In this exercise, return the whole listing exactly, excluding any images.

** BEGIN Stored data **

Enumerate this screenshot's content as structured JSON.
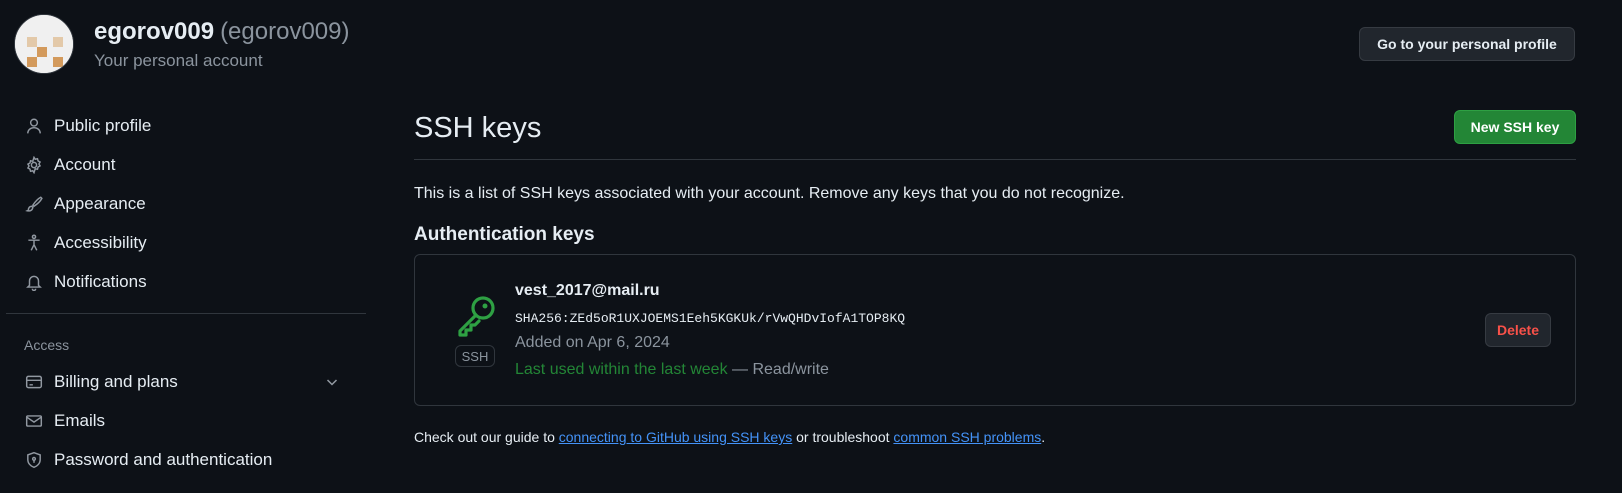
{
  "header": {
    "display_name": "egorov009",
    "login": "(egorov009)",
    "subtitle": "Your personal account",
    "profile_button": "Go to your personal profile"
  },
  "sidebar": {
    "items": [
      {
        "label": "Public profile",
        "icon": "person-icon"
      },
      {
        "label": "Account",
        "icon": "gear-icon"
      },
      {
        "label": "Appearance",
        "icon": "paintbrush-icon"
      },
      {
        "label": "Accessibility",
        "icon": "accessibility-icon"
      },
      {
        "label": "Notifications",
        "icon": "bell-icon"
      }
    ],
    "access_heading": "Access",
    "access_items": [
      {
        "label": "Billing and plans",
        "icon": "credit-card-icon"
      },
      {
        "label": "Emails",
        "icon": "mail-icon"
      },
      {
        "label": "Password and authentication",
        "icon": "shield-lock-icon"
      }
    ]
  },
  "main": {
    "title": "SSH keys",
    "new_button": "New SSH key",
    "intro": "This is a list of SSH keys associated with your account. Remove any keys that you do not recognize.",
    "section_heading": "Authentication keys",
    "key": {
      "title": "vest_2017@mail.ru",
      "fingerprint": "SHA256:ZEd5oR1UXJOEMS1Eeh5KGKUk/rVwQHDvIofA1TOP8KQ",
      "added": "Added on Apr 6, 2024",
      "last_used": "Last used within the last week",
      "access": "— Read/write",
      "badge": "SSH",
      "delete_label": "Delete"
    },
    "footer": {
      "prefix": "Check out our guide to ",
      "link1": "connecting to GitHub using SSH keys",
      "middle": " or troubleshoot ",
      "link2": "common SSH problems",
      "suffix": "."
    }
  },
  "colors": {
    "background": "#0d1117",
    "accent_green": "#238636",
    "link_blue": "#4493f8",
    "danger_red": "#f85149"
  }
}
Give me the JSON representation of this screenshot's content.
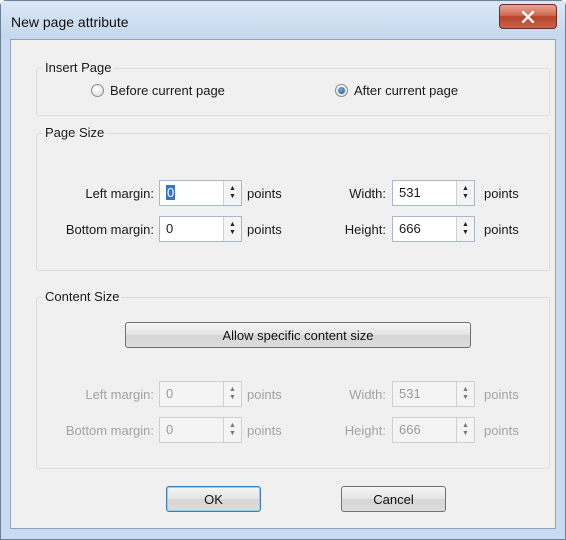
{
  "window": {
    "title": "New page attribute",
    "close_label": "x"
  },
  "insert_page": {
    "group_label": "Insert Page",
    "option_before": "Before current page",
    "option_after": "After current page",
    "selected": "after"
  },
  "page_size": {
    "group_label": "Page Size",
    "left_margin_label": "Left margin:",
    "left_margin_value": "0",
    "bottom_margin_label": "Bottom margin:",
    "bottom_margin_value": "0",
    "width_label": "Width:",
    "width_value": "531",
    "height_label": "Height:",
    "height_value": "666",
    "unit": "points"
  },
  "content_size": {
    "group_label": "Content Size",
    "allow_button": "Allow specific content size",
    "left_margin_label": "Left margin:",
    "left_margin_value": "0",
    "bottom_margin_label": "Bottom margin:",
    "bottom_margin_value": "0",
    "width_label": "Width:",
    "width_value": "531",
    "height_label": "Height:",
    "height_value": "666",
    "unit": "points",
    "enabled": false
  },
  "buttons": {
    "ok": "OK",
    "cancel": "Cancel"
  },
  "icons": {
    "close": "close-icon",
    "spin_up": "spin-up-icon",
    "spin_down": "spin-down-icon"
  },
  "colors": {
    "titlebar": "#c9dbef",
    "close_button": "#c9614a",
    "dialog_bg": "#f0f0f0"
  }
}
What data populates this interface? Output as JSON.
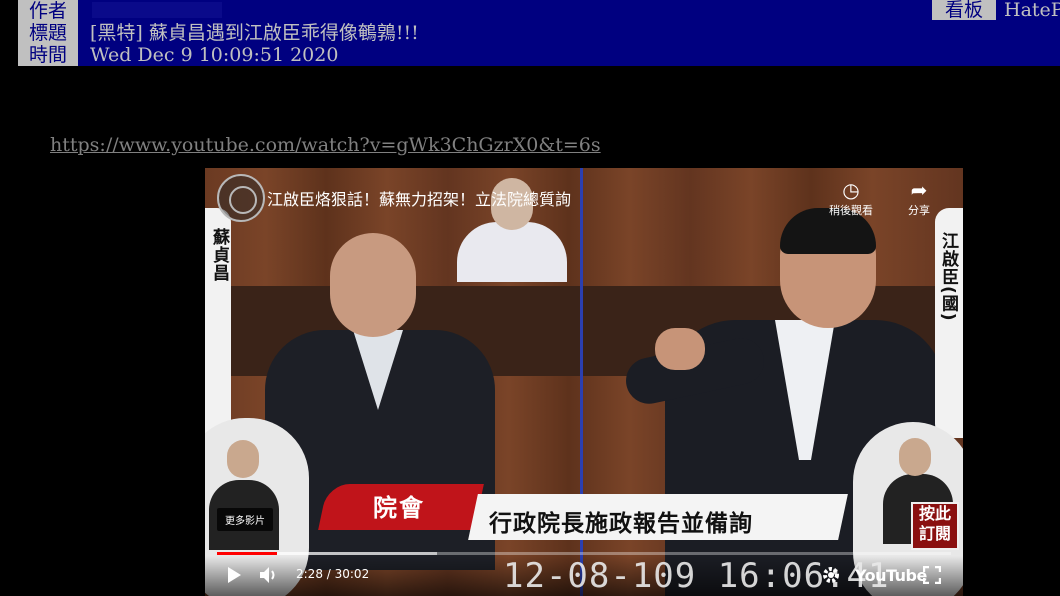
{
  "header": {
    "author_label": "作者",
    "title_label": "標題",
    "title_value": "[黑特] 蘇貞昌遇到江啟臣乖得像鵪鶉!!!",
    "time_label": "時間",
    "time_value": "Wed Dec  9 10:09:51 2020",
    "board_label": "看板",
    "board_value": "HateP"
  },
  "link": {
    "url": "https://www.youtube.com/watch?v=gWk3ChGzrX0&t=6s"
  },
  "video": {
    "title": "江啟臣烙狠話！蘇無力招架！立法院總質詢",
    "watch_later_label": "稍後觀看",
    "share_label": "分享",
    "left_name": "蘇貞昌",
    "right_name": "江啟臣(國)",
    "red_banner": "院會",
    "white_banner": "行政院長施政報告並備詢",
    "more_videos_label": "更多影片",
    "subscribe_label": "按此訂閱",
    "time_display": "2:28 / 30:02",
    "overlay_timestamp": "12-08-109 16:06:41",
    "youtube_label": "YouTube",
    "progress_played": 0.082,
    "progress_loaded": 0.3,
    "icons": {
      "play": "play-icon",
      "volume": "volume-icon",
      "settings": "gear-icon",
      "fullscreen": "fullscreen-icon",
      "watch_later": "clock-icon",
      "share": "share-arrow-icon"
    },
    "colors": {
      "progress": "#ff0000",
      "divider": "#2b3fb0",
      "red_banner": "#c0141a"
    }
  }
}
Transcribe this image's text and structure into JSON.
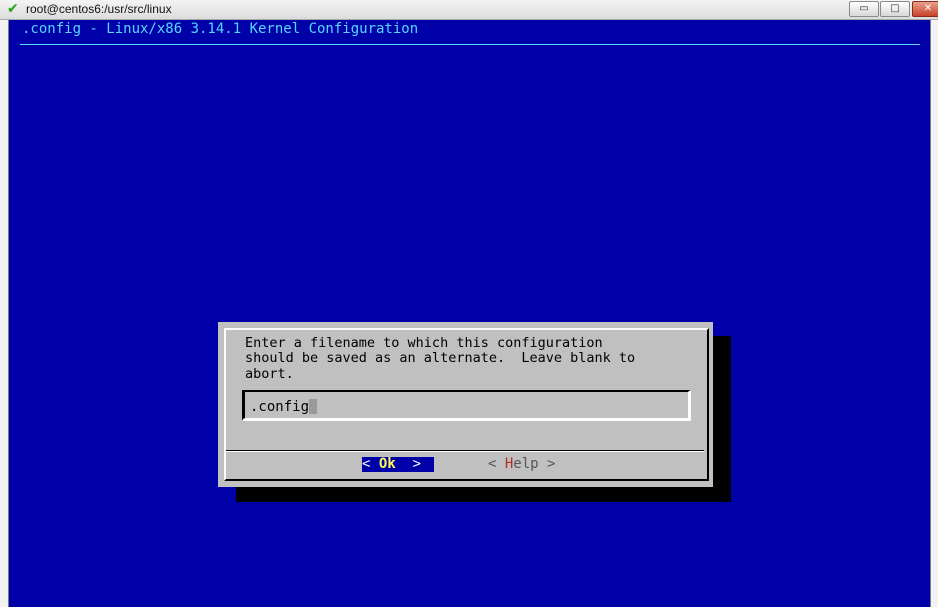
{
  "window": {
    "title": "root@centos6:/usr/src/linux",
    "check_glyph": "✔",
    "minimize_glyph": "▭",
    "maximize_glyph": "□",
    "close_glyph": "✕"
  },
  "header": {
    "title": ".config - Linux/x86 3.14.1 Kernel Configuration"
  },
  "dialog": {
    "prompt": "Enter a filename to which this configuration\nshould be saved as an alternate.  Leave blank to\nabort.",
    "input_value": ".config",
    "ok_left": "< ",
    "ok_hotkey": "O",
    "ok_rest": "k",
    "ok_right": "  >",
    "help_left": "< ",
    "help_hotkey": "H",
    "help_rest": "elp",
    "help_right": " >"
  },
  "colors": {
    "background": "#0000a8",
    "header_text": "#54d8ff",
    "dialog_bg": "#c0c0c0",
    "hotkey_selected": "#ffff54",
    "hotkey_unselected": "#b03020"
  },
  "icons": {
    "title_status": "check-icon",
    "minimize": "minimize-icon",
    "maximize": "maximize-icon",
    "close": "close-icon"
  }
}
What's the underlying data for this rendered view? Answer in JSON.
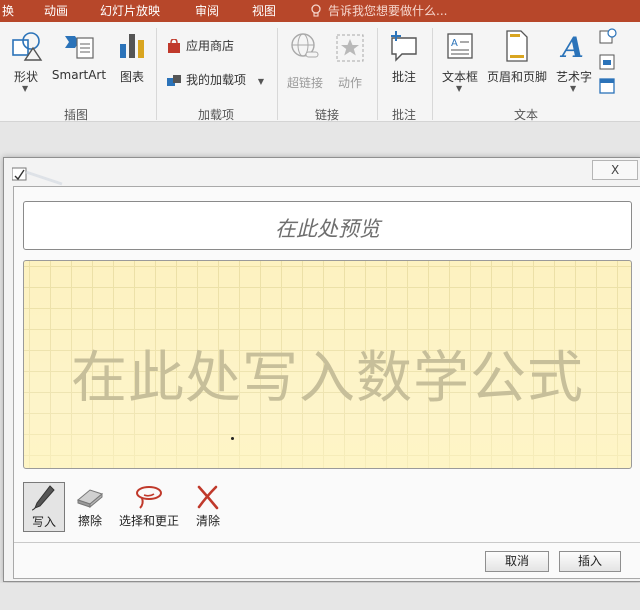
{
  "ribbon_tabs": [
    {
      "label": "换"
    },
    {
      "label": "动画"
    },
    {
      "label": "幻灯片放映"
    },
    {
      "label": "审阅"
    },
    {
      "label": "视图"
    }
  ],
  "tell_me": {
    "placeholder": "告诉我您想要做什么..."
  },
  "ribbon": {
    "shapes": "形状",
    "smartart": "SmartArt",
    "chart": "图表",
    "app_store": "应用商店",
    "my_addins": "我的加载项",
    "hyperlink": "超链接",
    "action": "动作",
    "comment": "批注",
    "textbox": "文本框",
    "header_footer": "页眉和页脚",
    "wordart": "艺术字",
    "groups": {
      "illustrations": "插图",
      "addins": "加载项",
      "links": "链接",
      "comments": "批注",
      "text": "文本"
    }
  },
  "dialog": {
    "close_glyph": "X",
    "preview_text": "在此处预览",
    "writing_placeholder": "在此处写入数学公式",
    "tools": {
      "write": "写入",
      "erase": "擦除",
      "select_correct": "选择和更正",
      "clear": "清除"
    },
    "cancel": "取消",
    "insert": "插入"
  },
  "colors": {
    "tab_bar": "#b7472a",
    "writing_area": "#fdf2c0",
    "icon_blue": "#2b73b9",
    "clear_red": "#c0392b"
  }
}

** END Stored data **

_The response_
Enumerate this screenshot's content as structured JSON.
{
  "header": {
    "display_name": "egorov009",
    "login": "(egorov009)",
    "subtitle": "Your personal account",
    "profile_button": "Go to your personal profile"
  },
  "sidebar": {
    "items": [
      {
        "label": "Public profile",
        "icon": "person-icon"
      },
      {
        "label": "Account",
        "icon": "gear-icon"
      },
      {
        "label": "Appearance",
        "icon": "paintbrush-icon"
      },
      {
        "label": "Accessibility",
        "icon": "accessibility-icon"
      },
      {
        "label": "Notifications",
        "icon": "bell-icon"
      }
    ],
    "access_heading": "Access",
    "access_items": [
      {
        "label": "Billing and plans",
        "icon": "credit-card-icon"
      },
      {
        "label": "Emails",
        "icon": "mail-icon"
      },
      {
        "label": "Password and authentication",
        "icon": "shield-lock-icon"
      }
    ]
  },
  "main": {
    "title": "SSH keys",
    "new_button": "New SSH key",
    "intro": "This is a list of SSH keys associated with your account. Remove any keys that you do not recognize.",
    "section_heading": "Authentication keys",
    "key": {
      "title": "vest_2017@mail.ru",
      "fingerprint": "SHA256:ZEd5oR1UXJOEMS1Eeh5KGKUk/rVwQHDvIofA1TOP8KQ",
      "added": "Added on Apr 6, 2024",
      "last_used": "Last used within the last week",
      "access": "— Read/write",
      "badge": "SSH",
      "delete_label": "Delete"
    },
    "footer": {
      "prefix": "Check out our guide to ",
      "link1": "connecting to GitHub using SSH keys",
      "middle": " or troubleshoot ",
      "link2": "common SSH problems",
      "suffix": "."
    }
  },
  "colors": {
    "background": "#0d1117",
    "accent_green": "#238636",
    "link_blue": "#4493f8",
    "danger_red": "#f85149"
  }
}
Give me the JSON representation of this screenshot's content.
{
  "window": {
    "title": "New page attribute",
    "close_label": "x"
  },
  "insert_page": {
    "group_label": "Insert Page",
    "option_before": "Before current page",
    "option_after": "After current page",
    "selected": "after"
  },
  "page_size": {
    "group_label": "Page Size",
    "left_margin_label": "Left margin:",
    "left_margin_value": "0",
    "bottom_margin_label": "Bottom margin:",
    "bottom_margin_value": "0",
    "width_label": "Width:",
    "width_value": "531",
    "height_label": "Height:",
    "height_value": "666",
    "unit": "points"
  },
  "content_size": {
    "group_label": "Content Size",
    "allow_button": "Allow specific content size",
    "left_margin_label": "Left margin:",
    "left_margin_value": "0",
    "bottom_margin_label": "Bottom margin:",
    "bottom_margin_value": "0",
    "width_label": "Width:",
    "width_value": "531",
    "height_label": "Height:",
    "height_value": "666",
    "unit": "points",
    "enabled": false
  },
  "buttons": {
    "ok": "OK",
    "cancel": "Cancel"
  },
  "icons": {
    "close": "close-icon",
    "spin_up": "spin-up-icon",
    "spin_down": "spin-down-icon"
  },
  "colors": {
    "titlebar": "#c9dbef",
    "close_button": "#c9614a",
    "dialog_bg": "#f0f0f0"
  }
}
What data populates this interface? Output as JSON.
{
  "header": {
    "author_label": "作者",
    "title_label": "標題",
    "title_value": "[黑特] 蘇貞昌遇到江啟臣乖得像鵪鶉!!!",
    "time_label": "時間",
    "time_value": "Wed Dec  9 10:09:51 2020",
    "board_label": "看板",
    "board_value": "HateP"
  },
  "link": {
    "url": "https://www.youtube.com/watch?v=gWk3ChGzrX0&t=6s"
  },
  "video": {
    "title": "江啟臣烙狠話！蘇無力招架！立法院總質詢",
    "watch_later_label": "稍後觀看",
    "share_label": "分享",
    "left_name": "蘇貞昌",
    "right_name": "江啟臣(國)",
    "red_banner": "院會",
    "white_banner": "行政院長施政報告並備詢",
    "more_videos_label": "更多影片",
    "subscribe_label": "按此訂閱",
    "time_display": "2:28 / 30:02",
    "overlay_timestamp": "12-08-109 16:06:41",
    "youtube_label": "YouTube",
    "progress_played": 0.082,
    "progress_loaded": 0.3,
    "icons": {
      "play": "play-icon",
      "volume": "volume-icon",
      "settings": "gear-icon",
      "fullscreen": "fullscreen-icon",
      "watch_later": "clock-icon",
      "share": "share-arrow-icon"
    },
    "colors": {
      "progress": "#ff0000",
      "divider": "#2b3fb0",
      "red_banner": "#c0141a"
    }
  }
}
Transcribe this image's text and structure into JSON.
{
  "window": {
    "title": "root@centos6:/usr/src/linux",
    "check_glyph": "✔",
    "minimize_glyph": "▭",
    "maximize_glyph": "□",
    "close_glyph": "✕"
  },
  "header": {
    "title": ".config - Linux/x86 3.14.1 Kernel Configuration"
  },
  "dialog": {
    "prompt": "Enter a filename to which this configuration\nshould be saved as an alternate.  Leave blank to\nabort.",
    "input_value": ".config",
    "ok_left": "< ",
    "ok_hotkey": "O",
    "ok_rest": "k",
    "ok_right": "  >",
    "help_left": "< ",
    "help_hotkey": "H",
    "help_rest": "elp",
    "help_right": " >"
  },
  "colors": {
    "background": "#0000a8",
    "header_text": "#54d8ff",
    "dialog_bg": "#c0c0c0",
    "hotkey_selected": "#ffff54",
    "hotkey_unselected": "#b03020"
  },
  "icons": {
    "title_status": "check-icon",
    "minimize": "minimize-icon",
    "maximize": "maximize-icon",
    "close": "close-icon"
  }
}
What's the underlying data for this rendered view? Answer in JSON.
{
  "ribbon_tabs": [
    {
      "label": "换"
    },
    {
      "label": "动画"
    },
    {
      "label": "幻灯片放映"
    },
    {
      "label": "审阅"
    },
    {
      "label": "视图"
    }
  ],
  "tell_me": {
    "placeholder": "告诉我您想要做什么..."
  },
  "ribbon": {
    "shapes": "形状",
    "smartart": "SmartArt",
    "chart": "图表",
    "app_store": "应用商店",
    "my_addins": "我的加载项",
    "hyperlink": "超链接",
    "action": "动作",
    "comment": "批注",
    "textbox": "文本框",
    "header_footer": "页眉和页脚",
    "wordart": "艺术字",
    "groups": {
      "illustrations": "插图",
      "addins": "加载项",
      "links": "链接",
      "comments": "批注",
      "text": "文本"
    }
  },
  "dialog": {
    "close_glyph": "X",
    "preview_text": "在此处预览",
    "writing_placeholder": "在此处写入数学公式",
    "tools": {
      "write": "写入",
      "erase": "擦除",
      "select_correct": "选择和更正",
      "clear": "清除"
    },
    "cancel": "取消",
    "insert": "插入"
  },
  "colors": {
    "tab_bar": "#b7472a",
    "writing_area": "#fdf2c0",
    "icon_blue": "#2b73b9",
    "clear_red": "#c0392b"
  }
}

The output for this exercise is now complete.